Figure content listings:

* * *

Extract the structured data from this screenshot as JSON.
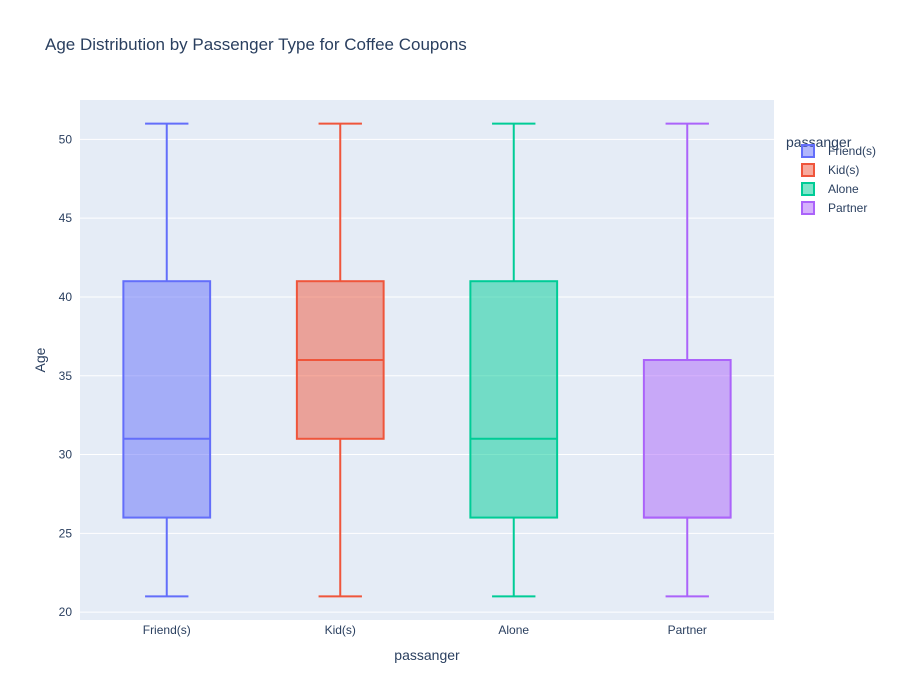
{
  "chart_data": {
    "type": "box",
    "title": "Age Distribution by Passenger Type for Coffee Coupons",
    "xlabel": "passanger",
    "ylabel": "Age",
    "legend_title": "passanger",
    "legend_position": "right",
    "grid": true,
    "ylim": [
      19.5,
      52.5
    ],
    "yticks": [
      20,
      25,
      30,
      35,
      40,
      45,
      50
    ],
    "categories": [
      "Friend(s)",
      "Kid(s)",
      "Alone",
      "Partner"
    ],
    "series": [
      {
        "name": "Friend(s)",
        "color": "#636efa",
        "min": 21,
        "q1": 26,
        "median": 31,
        "q3": 41,
        "max": 51
      },
      {
        "name": "Kid(s)",
        "color": "#EF553B",
        "min": 21,
        "q1": 31,
        "median": 36,
        "q3": 41,
        "max": 51
      },
      {
        "name": "Alone",
        "color": "#00cc96",
        "min": 21,
        "q1": 26,
        "median": 31,
        "q3": 41,
        "max": 51
      },
      {
        "name": "Partner",
        "color": "#ab63fa",
        "min": 21,
        "q1": 26,
        "median": 26,
        "q3": 36,
        "max": 51
      }
    ]
  }
}
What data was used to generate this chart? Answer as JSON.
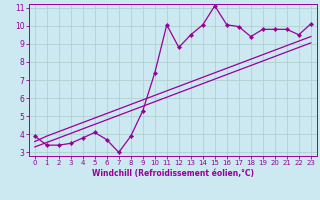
{
  "xlabel": "Windchill (Refroidissement éolien,°C)",
  "bg_color": "#cce8f0",
  "line_color": "#990099",
  "grid_color": "#aacccc",
  "x_data": [
    0,
    1,
    2,
    3,
    4,
    5,
    6,
    7,
    8,
    9,
    10,
    11,
    12,
    13,
    14,
    15,
    16,
    17,
    18,
    19,
    20,
    21,
    22,
    23
  ],
  "y_scatter": [
    3.9,
    3.4,
    3.4,
    3.5,
    3.8,
    4.1,
    3.7,
    3.0,
    3.9,
    5.3,
    7.4,
    10.05,
    8.8,
    9.5,
    10.05,
    11.1,
    10.05,
    9.95,
    9.4,
    9.8,
    9.8,
    9.8,
    9.5,
    10.1
  ],
  "y_line1": [
    3.6,
    3.9,
    4.15,
    4.4,
    4.65,
    4.9,
    5.15,
    5.4,
    5.65,
    5.9,
    6.15,
    6.4,
    6.65,
    6.9,
    7.15,
    7.4,
    7.65,
    7.9,
    8.15,
    8.4,
    8.65,
    8.9,
    9.15,
    9.4
  ],
  "y_line2": [
    3.3,
    3.55,
    3.8,
    4.05,
    4.3,
    4.55,
    4.8,
    5.05,
    5.3,
    5.55,
    5.8,
    6.05,
    6.3,
    6.55,
    6.8,
    7.05,
    7.3,
    7.55,
    7.8,
    8.05,
    8.3,
    8.55,
    8.8,
    9.05
  ],
  "ylim": [
    2.8,
    11.2
  ],
  "xlim": [
    -0.5,
    23.5
  ],
  "yticks": [
    3,
    4,
    5,
    6,
    7,
    8,
    9,
    10,
    11
  ],
  "xticks": [
    0,
    1,
    2,
    3,
    4,
    5,
    6,
    7,
    8,
    9,
    10,
    11,
    12,
    13,
    14,
    15,
    16,
    17,
    18,
    19,
    20,
    21,
    22,
    23
  ]
}
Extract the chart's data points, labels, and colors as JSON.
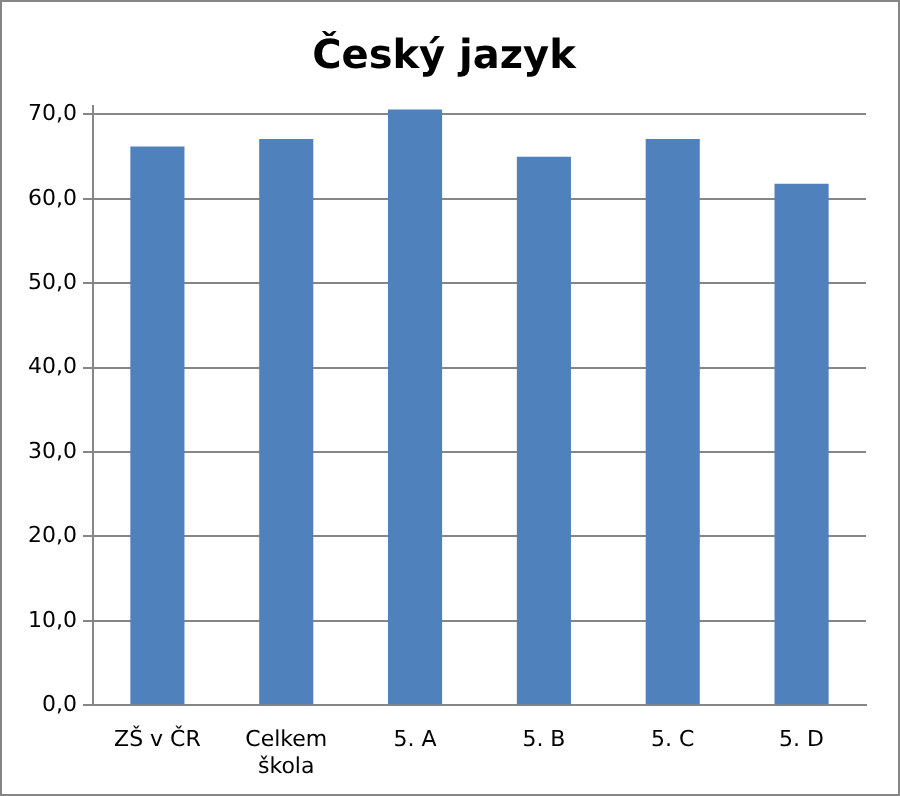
{
  "chart_data": {
    "type": "bar",
    "title": "Český jazyk",
    "categories": [
      "ZŠ v ČR",
      "Celkem škola",
      "5. A",
      "5. B",
      "5. C",
      "5. D"
    ],
    "values": [
      66.2,
      67.1,
      70.6,
      65.0,
      67.1,
      61.8
    ],
    "color": "#4f81bd",
    "ylim": [
      0,
      71
    ],
    "yticks": [
      {
        "value": 0,
        "label": "0,0"
      },
      {
        "value": 10,
        "label": "10,0"
      },
      {
        "value": 20,
        "label": "20,0"
      },
      {
        "value": 30,
        "label": "30,0"
      },
      {
        "value": 40,
        "label": "40,0"
      },
      {
        "value": 50,
        "label": "50,0"
      },
      {
        "value": 60,
        "label": "60,0"
      },
      {
        "value": 70,
        "label": "70,0"
      }
    ],
    "grid": "y"
  }
}
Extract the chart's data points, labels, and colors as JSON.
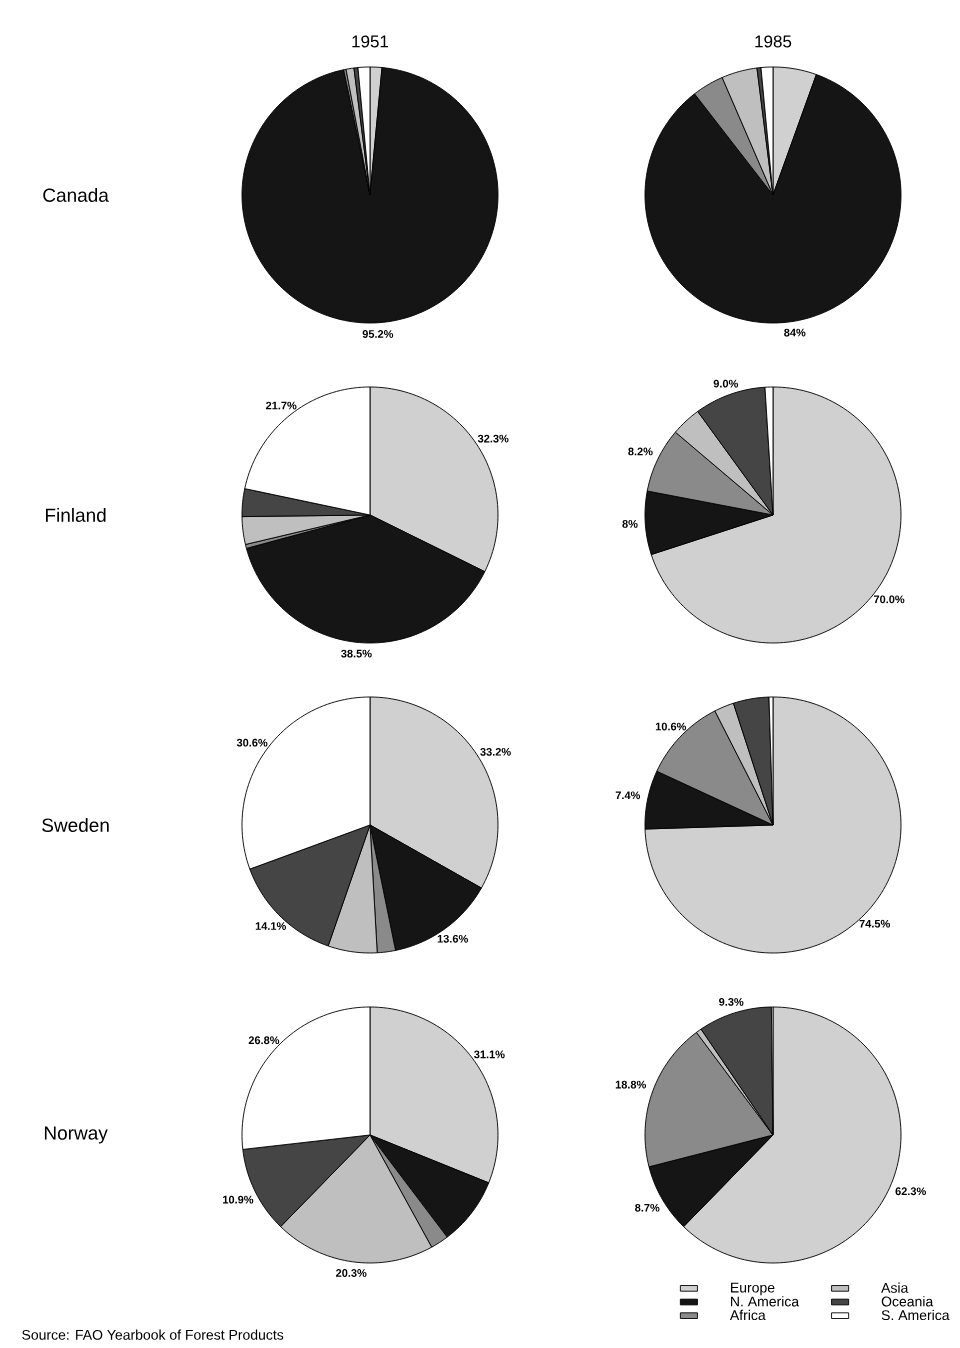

* * *

From the records given above, reproduce all text exactly and exclude each picture.

Extract the structured data from this screenshot as JSON.
{
  "chart_data": {
    "type": "box",
    "title": "Age Distribution by Passenger Type for Coffee Coupons",
    "xlabel": "passanger",
    "ylabel": "Age",
    "legend_title": "passanger",
    "legend_position": "right",
    "grid": true,
    "ylim": [
      19.5,
      52.5
    ],
    "yticks": [
      20,
      25,
      30,
      35,
      40,
      45,
      50
    ],
    "categories": [
      "Friend(s)",
      "Kid(s)",
      "Alone",
      "Partner"
    ],
    "series": [
      {
        "name": "Friend(s)",
        "color": "#636efa",
        "min": 21,
        "q1": 26,
        "median": 31,
        "q3": 41,
        "max": 51
      },
      {
        "name": "Kid(s)",
        "color": "#EF553B",
        "min": 21,
        "q1": 31,
        "median": 36,
        "q3": 41,
        "max": 51
      },
      {
        "name": "Alone",
        "color": "#00cc96",
        "min": 21,
        "q1": 26,
        "median": 31,
        "q3": 41,
        "max": 51
      },
      {
        "name": "Partner",
        "color": "#ab63fa",
        "min": 21,
        "q1": 26,
        "median": 26,
        "q3": 36,
        "max": 51
      }
    ]
  }
}
What data was used to generate this chart? Answer as JSON.
{
  "xlabel": "Windchill (Refroidissement éolien,°C)",
  "bg_color": "#cce8f0",
  "line_color": "#990099",
  "grid_color": "#aacccc",
  "x_data": [
    0,
    1,
    2,
    3,
    4,
    5,
    6,
    7,
    8,
    9,
    10,
    11,
    12,
    13,
    14,
    15,
    16,
    17,
    18,
    19,
    20,
    21,
    22,
    23
  ],
  "y_scatter": [
    3.9,
    3.4,
    3.4,
    3.5,
    3.8,
    4.1,
    3.7,
    3.0,
    3.9,
    5.3,
    7.4,
    10.05,
    8.8,
    9.5,
    10.05,
    11.1,
    10.05,
    9.95,
    9.4,
    9.8,
    9.8,
    9.8,
    9.5,
    10.1
  ],
  "y_line1": [
    3.6,
    3.9,
    4.15,
    4.4,
    4.65,
    4.9,
    5.15,
    5.4,
    5.65,
    5.9,
    6.15,
    6.4,
    6.65,
    6.9,
    7.15,
    7.4,
    7.65,
    7.9,
    8.15,
    8.4,
    8.65,
    8.9,
    9.15,
    9.4
  ],
  "y_line2": [
    3.3,
    3.55,
    3.8,
    4.05,
    4.3,
    4.55,
    4.8,
    5.05,
    5.3,
    5.55,
    5.8,
    6.05,
    6.3,
    6.55,
    6.8,
    7.05,
    7.3,
    7.55,
    7.8,
    8.05,
    8.3,
    8.55,
    8.8,
    9.05
  ],
  "ylim": [
    2.8,
    11.2
  ],
  "xlim": [
    -0.5,
    23.5
  ],
  "yticks": [
    3,
    4,
    5,
    6,
    7,
    8,
    9,
    10,
    11
  ],
  "xticks": [
    0,
    1,
    2,
    3,
    4,
    5,
    6,
    7,
    8,
    9,
    10,
    11,
    12,
    13,
    14,
    15,
    16,
    17,
    18,
    19,
    20,
    21,
    22,
    23
  ]
}
Extract the chart's data points, labels, and colors as JSON.
{
  "chart_data": {
    "type": "bar",
    "title": "Český jazyk",
    "categories": [
      "ZŠ v ČR",
      "Celkem škola",
      "5. A",
      "5. B",
      "5. C",
      "5. D"
    ],
    "values": [
      66.2,
      67.1,
      70.6,
      65.0,
      67.1,
      61.8
    ],
    "color": "#4f81bd",
    "ylim": [
      0,
      71
    ],
    "yticks": [
      {
        "value": 0,
        "label": "0,0"
      },
      {
        "value": 10,
        "label": "10,0"
      },
      {
        "value": 20,
        "label": "20,0"
      },
      {
        "value": 30,
        "label": "30,0"
      },
      {
        "value": 40,
        "label": "40,0"
      },
      {
        "value": 50,
        "label": "50,0"
      },
      {
        "value": 60,
        "label": "60,0"
      },
      {
        "value": 70,
        "label": "70,0"
      }
    ],
    "grid": "y"
  }
}
Extract the chart's data points, labels, and colors as JSON.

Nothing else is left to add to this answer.